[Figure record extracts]
::::::::

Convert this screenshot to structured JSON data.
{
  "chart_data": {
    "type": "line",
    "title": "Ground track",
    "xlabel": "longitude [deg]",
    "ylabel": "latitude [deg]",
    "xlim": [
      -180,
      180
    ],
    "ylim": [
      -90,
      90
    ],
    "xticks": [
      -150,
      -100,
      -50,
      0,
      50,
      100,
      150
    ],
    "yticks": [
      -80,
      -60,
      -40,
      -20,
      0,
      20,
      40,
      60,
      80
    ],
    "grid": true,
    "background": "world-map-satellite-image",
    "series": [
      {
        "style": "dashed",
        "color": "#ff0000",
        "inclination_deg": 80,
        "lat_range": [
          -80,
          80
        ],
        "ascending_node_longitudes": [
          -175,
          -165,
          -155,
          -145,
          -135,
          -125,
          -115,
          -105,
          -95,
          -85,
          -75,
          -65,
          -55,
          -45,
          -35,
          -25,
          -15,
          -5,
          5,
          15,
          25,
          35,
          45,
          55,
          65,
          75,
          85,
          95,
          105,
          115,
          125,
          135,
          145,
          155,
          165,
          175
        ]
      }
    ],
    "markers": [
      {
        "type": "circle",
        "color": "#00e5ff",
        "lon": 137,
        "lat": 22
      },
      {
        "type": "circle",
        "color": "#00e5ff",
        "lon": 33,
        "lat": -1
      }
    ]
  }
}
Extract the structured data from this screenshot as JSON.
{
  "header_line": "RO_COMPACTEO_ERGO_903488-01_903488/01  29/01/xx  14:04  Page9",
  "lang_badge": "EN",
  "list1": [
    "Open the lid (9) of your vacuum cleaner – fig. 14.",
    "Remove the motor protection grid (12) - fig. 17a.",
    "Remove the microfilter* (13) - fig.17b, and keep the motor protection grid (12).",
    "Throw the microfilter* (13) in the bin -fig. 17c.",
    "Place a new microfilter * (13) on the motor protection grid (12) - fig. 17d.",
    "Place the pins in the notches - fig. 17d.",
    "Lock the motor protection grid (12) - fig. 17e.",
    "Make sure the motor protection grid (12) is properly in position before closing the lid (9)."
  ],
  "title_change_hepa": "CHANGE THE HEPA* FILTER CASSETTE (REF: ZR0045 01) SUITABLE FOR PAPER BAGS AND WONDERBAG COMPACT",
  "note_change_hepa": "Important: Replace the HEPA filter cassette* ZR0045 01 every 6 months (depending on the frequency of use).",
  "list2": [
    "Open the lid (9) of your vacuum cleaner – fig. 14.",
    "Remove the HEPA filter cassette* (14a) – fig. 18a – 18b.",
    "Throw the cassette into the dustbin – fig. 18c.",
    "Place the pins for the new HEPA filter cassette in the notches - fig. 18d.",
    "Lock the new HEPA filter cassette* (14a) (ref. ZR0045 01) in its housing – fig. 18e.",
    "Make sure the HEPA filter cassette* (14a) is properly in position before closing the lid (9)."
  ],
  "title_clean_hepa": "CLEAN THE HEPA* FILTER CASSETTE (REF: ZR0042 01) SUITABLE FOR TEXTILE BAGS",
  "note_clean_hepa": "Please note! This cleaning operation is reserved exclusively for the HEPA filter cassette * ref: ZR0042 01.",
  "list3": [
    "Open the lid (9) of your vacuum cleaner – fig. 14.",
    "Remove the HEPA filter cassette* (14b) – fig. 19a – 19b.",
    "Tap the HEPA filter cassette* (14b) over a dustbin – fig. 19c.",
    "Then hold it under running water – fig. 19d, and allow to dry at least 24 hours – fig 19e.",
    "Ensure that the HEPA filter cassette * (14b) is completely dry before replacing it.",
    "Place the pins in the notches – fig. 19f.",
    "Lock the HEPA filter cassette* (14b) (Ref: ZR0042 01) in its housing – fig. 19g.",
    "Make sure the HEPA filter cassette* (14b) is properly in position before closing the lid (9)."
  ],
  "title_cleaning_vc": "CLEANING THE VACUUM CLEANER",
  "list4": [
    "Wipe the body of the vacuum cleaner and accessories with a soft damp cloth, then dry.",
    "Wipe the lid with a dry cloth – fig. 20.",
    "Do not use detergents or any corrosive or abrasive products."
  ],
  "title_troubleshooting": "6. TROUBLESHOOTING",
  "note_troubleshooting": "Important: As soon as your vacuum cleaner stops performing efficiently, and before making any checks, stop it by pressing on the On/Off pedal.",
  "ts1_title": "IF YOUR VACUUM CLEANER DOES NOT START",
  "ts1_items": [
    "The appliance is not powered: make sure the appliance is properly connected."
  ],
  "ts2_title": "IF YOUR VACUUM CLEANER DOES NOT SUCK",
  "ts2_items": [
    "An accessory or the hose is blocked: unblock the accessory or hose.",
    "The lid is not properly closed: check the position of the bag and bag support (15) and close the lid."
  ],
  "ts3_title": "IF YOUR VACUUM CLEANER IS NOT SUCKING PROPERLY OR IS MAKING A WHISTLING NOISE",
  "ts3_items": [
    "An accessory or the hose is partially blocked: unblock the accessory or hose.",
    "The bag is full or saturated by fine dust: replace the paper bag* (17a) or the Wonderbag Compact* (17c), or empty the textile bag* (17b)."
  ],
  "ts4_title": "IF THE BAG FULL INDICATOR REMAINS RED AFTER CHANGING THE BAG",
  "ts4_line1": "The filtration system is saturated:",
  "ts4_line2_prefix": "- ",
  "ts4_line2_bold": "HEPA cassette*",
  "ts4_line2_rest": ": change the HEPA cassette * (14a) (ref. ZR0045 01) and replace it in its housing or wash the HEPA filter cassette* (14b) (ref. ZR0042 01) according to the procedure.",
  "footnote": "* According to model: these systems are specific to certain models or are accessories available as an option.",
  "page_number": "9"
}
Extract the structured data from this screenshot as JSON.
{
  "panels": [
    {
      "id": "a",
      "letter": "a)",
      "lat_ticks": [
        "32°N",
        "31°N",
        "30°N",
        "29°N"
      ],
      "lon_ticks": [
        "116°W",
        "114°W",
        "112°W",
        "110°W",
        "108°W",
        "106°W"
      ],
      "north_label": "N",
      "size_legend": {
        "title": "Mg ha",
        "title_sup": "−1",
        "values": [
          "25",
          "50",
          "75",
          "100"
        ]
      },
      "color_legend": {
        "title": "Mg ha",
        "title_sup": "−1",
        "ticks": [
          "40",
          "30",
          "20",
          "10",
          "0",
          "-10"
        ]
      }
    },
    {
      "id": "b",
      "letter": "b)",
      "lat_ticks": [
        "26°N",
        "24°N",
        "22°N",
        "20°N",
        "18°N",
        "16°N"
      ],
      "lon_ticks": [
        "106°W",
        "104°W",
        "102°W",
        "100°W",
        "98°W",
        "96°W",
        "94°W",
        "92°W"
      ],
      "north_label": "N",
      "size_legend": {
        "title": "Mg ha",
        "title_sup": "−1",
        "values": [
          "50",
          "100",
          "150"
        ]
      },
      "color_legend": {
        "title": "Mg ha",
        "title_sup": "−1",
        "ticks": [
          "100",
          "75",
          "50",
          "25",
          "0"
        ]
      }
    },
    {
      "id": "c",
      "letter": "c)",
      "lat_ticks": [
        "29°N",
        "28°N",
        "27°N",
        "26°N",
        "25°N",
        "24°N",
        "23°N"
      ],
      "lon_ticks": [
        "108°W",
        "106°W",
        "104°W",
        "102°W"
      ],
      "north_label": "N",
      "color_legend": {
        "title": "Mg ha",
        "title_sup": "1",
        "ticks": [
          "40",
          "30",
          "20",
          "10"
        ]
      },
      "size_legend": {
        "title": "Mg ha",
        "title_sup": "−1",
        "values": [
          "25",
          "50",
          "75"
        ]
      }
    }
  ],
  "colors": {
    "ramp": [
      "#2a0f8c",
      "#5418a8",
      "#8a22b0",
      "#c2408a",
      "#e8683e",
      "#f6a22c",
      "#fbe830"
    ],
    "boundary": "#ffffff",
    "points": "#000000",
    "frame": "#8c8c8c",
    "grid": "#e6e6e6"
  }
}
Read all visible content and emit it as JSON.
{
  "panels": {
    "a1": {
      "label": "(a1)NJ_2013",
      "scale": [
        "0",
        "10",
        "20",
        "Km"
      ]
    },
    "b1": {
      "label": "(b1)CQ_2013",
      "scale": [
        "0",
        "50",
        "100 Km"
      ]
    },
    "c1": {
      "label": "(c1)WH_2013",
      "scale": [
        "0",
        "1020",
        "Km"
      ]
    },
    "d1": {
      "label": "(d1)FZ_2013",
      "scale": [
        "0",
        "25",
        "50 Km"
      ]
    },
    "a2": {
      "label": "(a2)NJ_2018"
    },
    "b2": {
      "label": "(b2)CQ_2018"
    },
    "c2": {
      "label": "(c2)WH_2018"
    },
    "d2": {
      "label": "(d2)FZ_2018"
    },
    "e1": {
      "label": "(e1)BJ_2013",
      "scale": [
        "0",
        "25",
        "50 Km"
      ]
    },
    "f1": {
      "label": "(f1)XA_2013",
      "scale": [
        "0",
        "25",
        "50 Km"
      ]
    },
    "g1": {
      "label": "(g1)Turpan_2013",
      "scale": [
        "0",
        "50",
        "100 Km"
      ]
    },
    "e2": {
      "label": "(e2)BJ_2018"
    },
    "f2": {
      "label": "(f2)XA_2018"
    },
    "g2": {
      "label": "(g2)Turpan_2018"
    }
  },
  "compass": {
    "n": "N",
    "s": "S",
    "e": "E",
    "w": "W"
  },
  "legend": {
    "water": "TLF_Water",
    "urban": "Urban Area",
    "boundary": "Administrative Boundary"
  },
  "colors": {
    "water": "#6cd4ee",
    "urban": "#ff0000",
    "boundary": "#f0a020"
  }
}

::::::::

• _GOAL_
Filter the data, keeping only the lines that contain "motor".

• _CORRECT OUTPUT_
    "Remove the motor protection grid (12) - fig. 17a.",
    "Remove the microfilter* (13) - fig.17b, and keep the motor protection grid (12).",
    "Place a new microfilter * (13) on the motor protection grid (12) - fig. 17d.",
    "Lock the motor protection grid (12) - fig. 17e.",
    "Make sure the motor protection grid (12) is properly in position before closing the lid (9)."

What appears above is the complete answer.